[Краткое задание 1] Определите, в скольких строках приведенного ниже перечня встречается строка «Text», и укажите только это число.

[Отрывок]
В роскошных особняках от апоплексии умирали тучные богачи, объевшись блинами, или рождались наследники миллионов, титулов и пороков. В петербургских трущобах на лохмотьях помирали от голода бедняки, в подъездах богатых домов пищали подброшенные младенцы – «мужеска» или «женска» пола…

К великому посту русские певцы и актеры должны были «прекратить паясничать» и уступить подмостки гастролерам с мировыми именами: Мазини, Батистини, Элеоноре Дузе, Саре Бернар. Потом наступала страстная неделя, и вся Россия должна была погружаться в пост и покаяние для того, чтобы после все, кто мог, предавались излишествам под малиновый звон церквей и треск раскрашенной скорлупы пасхальных яиц.

За день до открытия двадцать третьей выставки ее посетил царь Николай Второй с царицей и купил суриковское «Покорение Сибири Ермаком». Третьяков в этот раз не пополнил своей галереи произведением Сурикова. Видимо, картина показалась ему слишком крупного плана.

Семнадцатого февраля вся набережная Невы перед Академией художеств чернела от экипажей и саней, подвозивших посетителей. Толпы народа стремились попасть на открытие. Спустя неделю Суриков писал в Красноярск:

 

«24 февраля 1895

Здравствуйте, дорогие мамочка и Саша! Спешу уведомить вас, что картину мою «Покорение Сибири Ермаком» приобрел государь…

Был приглашен несколько раз к вице‑президенту Академии графу Толстому, и на обеде там пили за мок» картину. Когда я зашел на обед передвижников, все мне аплодировали. Был также устроен вечер в мастерской» Репина, и он с учениками своими при входе моем тоже аплодировали. Но есть и… завистники. Газеты некоторые тоже из партийности мне подгаживают; но меня это уже не интересует… Были при мне уральские казаки, и все они в восторге, а потом придут донские, Атаманского полка и прочие уж без меня, а я всем им объяснял картину, а в Москве я ее показывал донцам.

В. Суриков»..

 

Чего только не писали о «Ермаке»!

Упрекали художника в «первобытной неумелой композиции», в «грубой, ученической живописи», «в беспомощном рисунке». Называли картину «нечищеным сапогом», издевались, уверяя, что «по одну сторону казаков одного фасона носы, а по другую – другого». Усматривали в картине «такие крупные недостатки, что она не выдерживает даже снисходительной критики».

[Краткое задание 2] Выведите дословно фрагмент отрывка о Сурикове от слов «За день до открытия» до слов «слишком крупного плана.».

Записи пространственной разметки
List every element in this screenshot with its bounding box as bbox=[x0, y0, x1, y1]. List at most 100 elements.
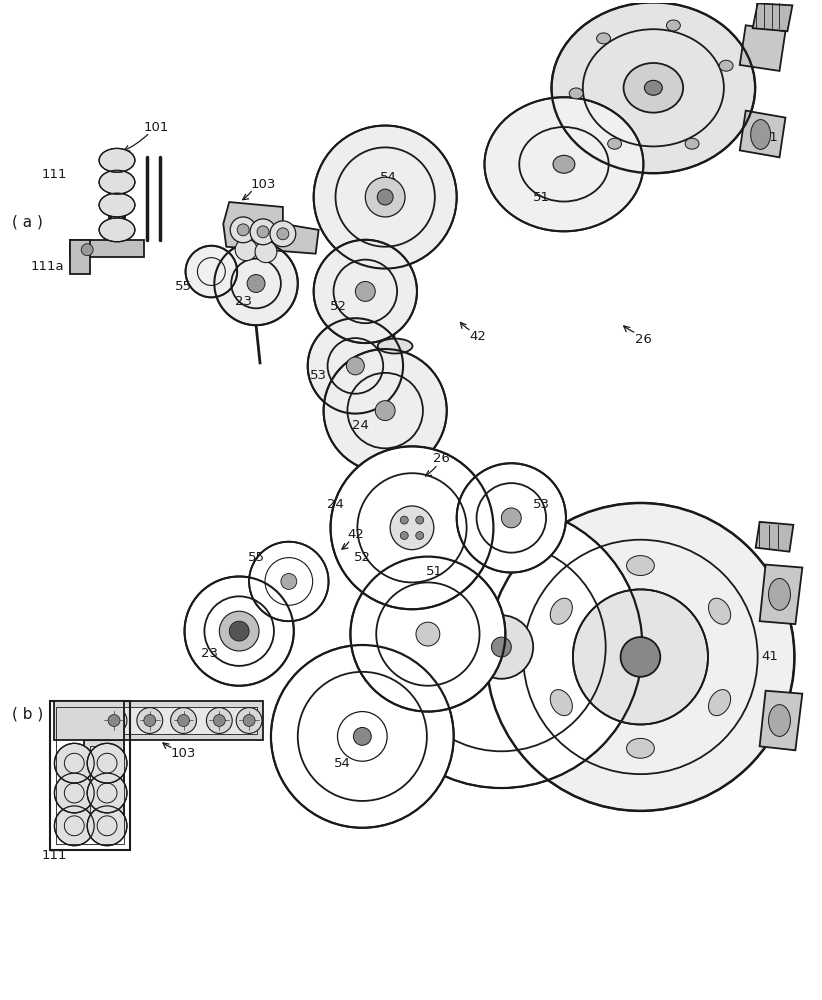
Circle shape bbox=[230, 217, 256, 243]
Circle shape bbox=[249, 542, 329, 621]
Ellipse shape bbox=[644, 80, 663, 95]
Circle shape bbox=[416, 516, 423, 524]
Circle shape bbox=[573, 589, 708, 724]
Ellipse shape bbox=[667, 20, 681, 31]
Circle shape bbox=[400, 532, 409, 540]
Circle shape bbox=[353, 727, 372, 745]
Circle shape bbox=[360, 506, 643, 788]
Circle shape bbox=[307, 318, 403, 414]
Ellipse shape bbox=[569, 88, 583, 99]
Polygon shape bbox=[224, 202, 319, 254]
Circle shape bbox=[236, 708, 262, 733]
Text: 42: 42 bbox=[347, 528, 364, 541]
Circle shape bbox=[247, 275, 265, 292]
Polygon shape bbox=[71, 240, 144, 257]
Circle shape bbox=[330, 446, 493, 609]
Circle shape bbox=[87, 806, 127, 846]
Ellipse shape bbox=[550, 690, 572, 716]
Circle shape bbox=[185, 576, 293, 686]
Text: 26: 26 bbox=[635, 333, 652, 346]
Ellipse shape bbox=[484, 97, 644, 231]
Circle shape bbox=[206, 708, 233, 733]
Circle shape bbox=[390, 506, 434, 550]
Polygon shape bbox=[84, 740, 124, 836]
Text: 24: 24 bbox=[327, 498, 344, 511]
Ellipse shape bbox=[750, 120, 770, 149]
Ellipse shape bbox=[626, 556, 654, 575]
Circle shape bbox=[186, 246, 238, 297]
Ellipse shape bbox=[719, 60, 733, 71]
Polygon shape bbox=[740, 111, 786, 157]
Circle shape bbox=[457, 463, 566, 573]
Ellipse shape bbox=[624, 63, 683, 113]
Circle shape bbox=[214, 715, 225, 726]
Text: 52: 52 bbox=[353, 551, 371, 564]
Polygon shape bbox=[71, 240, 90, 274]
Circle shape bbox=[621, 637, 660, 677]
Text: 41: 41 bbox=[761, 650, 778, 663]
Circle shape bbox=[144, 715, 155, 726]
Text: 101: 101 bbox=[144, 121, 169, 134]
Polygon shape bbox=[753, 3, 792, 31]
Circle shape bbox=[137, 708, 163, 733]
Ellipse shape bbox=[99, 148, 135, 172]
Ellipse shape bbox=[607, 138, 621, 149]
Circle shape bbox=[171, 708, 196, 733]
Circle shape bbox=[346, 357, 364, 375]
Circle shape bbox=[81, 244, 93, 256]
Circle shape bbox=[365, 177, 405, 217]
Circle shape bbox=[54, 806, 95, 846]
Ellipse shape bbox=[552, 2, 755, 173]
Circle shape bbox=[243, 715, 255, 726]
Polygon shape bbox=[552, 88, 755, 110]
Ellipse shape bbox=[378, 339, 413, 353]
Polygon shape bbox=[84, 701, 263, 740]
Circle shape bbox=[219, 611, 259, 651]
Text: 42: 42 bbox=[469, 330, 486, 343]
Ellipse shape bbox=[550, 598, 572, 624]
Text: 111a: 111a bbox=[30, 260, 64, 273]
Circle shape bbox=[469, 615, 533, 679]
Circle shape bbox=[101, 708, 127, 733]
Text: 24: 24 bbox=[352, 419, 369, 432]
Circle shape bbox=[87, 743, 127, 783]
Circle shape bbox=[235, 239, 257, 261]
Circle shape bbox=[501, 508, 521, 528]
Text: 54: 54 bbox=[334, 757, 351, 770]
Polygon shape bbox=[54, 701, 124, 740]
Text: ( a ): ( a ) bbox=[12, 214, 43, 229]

[Результат упражнения 1] 11

[Результат упражнения 2]
За день до открытия двадцать третьей выставки ее посетил царь Николай Второй с царицей и купил суриковское «Покорение Сибири Ермаком». Третьяков в этот раз не пополнил своей галереи произведением Сурикова. Видимо, картина показалась ему слишком крупного плана.